_SET TASK_.
Exactly as they appear, output all of the entries.

_PROVIDED INFORMATION_.

╭──

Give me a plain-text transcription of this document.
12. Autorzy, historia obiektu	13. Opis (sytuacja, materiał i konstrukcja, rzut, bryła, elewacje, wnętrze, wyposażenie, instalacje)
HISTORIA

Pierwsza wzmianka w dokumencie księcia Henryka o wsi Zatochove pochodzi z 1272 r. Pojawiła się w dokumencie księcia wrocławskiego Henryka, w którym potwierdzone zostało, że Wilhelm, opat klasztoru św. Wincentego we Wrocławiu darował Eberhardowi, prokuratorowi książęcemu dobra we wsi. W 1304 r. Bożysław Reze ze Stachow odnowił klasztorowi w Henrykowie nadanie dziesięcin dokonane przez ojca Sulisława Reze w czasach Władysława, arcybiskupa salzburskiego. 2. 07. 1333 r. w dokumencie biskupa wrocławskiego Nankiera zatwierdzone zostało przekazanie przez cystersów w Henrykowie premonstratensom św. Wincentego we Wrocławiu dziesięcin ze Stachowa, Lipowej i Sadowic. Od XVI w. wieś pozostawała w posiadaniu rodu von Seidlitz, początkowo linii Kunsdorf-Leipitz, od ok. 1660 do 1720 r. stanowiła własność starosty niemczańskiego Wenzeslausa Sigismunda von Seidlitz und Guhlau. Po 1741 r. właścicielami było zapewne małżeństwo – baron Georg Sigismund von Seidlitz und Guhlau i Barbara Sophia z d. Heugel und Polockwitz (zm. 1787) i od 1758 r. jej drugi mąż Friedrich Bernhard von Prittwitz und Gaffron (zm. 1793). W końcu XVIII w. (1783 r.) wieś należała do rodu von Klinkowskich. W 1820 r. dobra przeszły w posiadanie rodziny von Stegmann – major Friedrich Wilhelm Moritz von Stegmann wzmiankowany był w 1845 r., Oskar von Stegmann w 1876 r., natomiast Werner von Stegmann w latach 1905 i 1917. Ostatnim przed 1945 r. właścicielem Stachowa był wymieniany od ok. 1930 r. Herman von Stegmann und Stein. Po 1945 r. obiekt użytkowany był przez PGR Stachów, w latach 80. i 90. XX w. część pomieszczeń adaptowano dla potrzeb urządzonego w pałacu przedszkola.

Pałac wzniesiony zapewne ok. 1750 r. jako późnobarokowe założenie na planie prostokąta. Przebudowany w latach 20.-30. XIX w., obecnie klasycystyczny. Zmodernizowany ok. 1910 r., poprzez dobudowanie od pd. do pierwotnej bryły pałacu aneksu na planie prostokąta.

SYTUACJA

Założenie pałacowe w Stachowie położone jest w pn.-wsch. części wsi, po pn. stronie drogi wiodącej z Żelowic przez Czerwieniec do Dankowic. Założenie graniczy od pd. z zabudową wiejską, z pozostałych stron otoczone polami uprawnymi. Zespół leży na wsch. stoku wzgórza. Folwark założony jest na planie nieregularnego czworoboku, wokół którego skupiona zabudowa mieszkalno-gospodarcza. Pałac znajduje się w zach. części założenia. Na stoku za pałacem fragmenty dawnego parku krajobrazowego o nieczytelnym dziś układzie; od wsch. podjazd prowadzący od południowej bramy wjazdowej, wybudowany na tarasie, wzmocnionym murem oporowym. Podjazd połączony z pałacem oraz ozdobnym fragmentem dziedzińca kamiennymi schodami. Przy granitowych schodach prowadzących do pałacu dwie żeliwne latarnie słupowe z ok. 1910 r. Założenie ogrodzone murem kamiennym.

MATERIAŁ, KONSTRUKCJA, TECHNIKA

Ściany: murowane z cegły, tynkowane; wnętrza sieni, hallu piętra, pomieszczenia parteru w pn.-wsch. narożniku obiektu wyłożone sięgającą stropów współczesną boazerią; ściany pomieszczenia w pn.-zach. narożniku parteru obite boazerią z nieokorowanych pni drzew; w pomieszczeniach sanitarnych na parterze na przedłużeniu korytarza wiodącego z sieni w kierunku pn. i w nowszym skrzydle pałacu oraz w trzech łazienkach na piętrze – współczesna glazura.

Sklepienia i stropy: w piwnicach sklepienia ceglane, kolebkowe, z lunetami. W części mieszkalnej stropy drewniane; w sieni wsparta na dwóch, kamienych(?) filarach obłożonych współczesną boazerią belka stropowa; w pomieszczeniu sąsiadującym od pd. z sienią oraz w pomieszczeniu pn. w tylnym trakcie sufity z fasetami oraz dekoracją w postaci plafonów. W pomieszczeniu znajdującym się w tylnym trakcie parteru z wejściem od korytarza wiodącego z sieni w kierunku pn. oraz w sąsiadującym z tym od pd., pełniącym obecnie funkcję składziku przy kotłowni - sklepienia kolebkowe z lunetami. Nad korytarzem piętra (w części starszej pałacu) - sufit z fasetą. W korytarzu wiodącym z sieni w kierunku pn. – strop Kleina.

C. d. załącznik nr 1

╰──

_FULL SOLUTION_.
Give me a plain-text transcription of this document.
12. Autorzy, historia obiektu	13. Opis (sytuacja, materiał i konstrukcja, rzut, bryła, elewacje, wnętrze, wyposażenie, instalacje)
HISTORIA

Pierwsza wzmianka w dokumencie księcia Henryka o wsi Zatochove pochodzi z 1272 r. Pojawiła się w dokumencie księcia wrocławskiego Henryka, w którym potwierdzone zostało, że Wilhelm, opat klasztoru św. Wincentego we Wrocławiu darował Eberhardowi, prokuratorowi książęcemu dobra we wsi. W 1304 r. Bożysław Reze ze Stachow odnowił klasztorowi w Henrykowie nadanie dziesięcin dokonane przez ojca Sulisława Reze w czasach Władysława, arcybiskupa salzburskiego. 2. 07. 1333 r. w dokumencie biskupa wrocławskiego Nankiera zatwierdzone zostało przekazanie przez cystersów w Henrykowie premonstratensom św. Wincentego we Wrocławiu dziesięcin ze Stachowa, Lipowej i Sadowic. Od XVI w. wieś pozostawała w posiadaniu rodu von Seidlitz, początkowo linii Kunsdorf-Leipitz, od ok. 1660 do 1720 r. stanowiła własność starosty niemczańskiego Wenzeslausa Sigismunda von Seidlitz und Guhlau. Po 1741 r. właścicielami było zapewne małżeństwo – baron Georg Sigismund von Seidlitz und Guhlau i Barbara Sophia z d. Heugel und Polockwitz (zm. 1787) i od 1758 r. jej drugi mąż Friedrich Bernhard von Prittwitz und Gaffron (zm. 1793). W końcu XVIII w. (1783 r.) wieś należała do rodu von Klinkowskich. W 1820 r. dobra przeszły w posiadanie rodziny von Stegmann – major Friedrich Wilhelm Moritz von Stegmann wzmiankowany był w 1845 r., Oskar von Stegmann w 1876 r., natomiast Werner von Stegmann w latach 1905 i 1917. Ostatnim przed 1945 r. właścicielem Stachowa był wymieniany od ok. 1930 r. Herman von Stegmann und Stein. Po 1945 r. obiekt użytkowany był przez PGR Stachów, w latach 80. i 90. XX w. część pomieszczeń adaptowano dla potrzeb urządzonego w pałacu przedszkola.

Pałac wzniesiony zapewne ok. 1750 r. jako późnobarokowe założenie na planie prostokąta. Przebudowany w latach 20.-30. XIX w., obecnie klasycystyczny. Zmodernizowany ok. 1910 r., poprzez dobudowanie od pd. do pierwotnej bryły pałacu aneksu na planie prostokąta.

SYTUACJA

Założenie pałacowe w Stachowie położone jest w pn.-wsch. części wsi, po pn. stronie drogi wiodącej z Żelowic przez Czerwieniec do Dankowic. Założenie graniczy od pd. z zabudową wiejską, z pozostałych stron otoczone polami uprawnymi. Zespół leży na wsch. stoku wzgórza. Folwark założony jest na planie nieregularnego czworoboku, wokół którego skupiona zabudowa mieszkalno-gospodarcza. Pałac znajduje się w zach. części założenia. Na stoku za pałacem fragmenty dawnego parku krajobrazowego o nieczytelnym dziś układzie; od wsch. podjazd prowadzący od południowej bramy wjazdowej, wybudowany na tarasie, wzmocnionym murem oporowym. Podjazd połączony z pałacem oraz ozdobnym fragmentem dziedzińca kamiennymi schodami. Przy granitowych schodach prowadzących do pałacu dwie żeliwne latarnie słupowe z ok. 1910 r. Założenie ogrodzone murem kamiennym.

MATERIAŁ, KONSTRUKCJA, TECHNIKA

Ściany: murowane z cegły, tynkowane; wnętrza sieni, hallu piętra, pomieszczenia parteru w pn.-wsch. narożniku obiektu wyłożone sięgającą stropów współczesną boazerią; ściany pomieszczenia w pn.-zach. narożniku parteru obite boazerią z nieokorowanych pni drzew; w pomieszczeniach sanitarnych na parterze na przedłużeniu korytarza wiodącego z sieni w kierunku pn. i w nowszym skrzydle pałacu oraz w trzech łazienkach na piętrze – współczesna glazura.

Sklepienia i stropy: w piwnicach sklepienia ceglane, kolebkowe, z lunetami. W części mieszkalnej stropy drewniane; w sieni wsparta na dwóch, kamienych(?) filarach obłożonych współczesną boazerią belka stropowa; w pomieszczeniu sąsiadującym od pd. z sienią oraz w pomieszczeniu pn. w tylnym trakcie sufity z fasetami oraz dekoracją w postaci plafonów. W pomieszczeniu znajdującym się w tylnym trakcie parteru z wejściem od korytarza wiodącego z sieni w kierunku pn. oraz w sąsiadującym z tym od pd., pełniącym obecnie funkcję składziku przy kotłowni - sklepienia kolebkowe z lunetami. Nad korytarzem piętra (w części starszej pałacu) - sufit z fasetą. W korytarzu wiodącym z sieni w kierunku pn. – strop Kleina.

C. d. załącznik nr 1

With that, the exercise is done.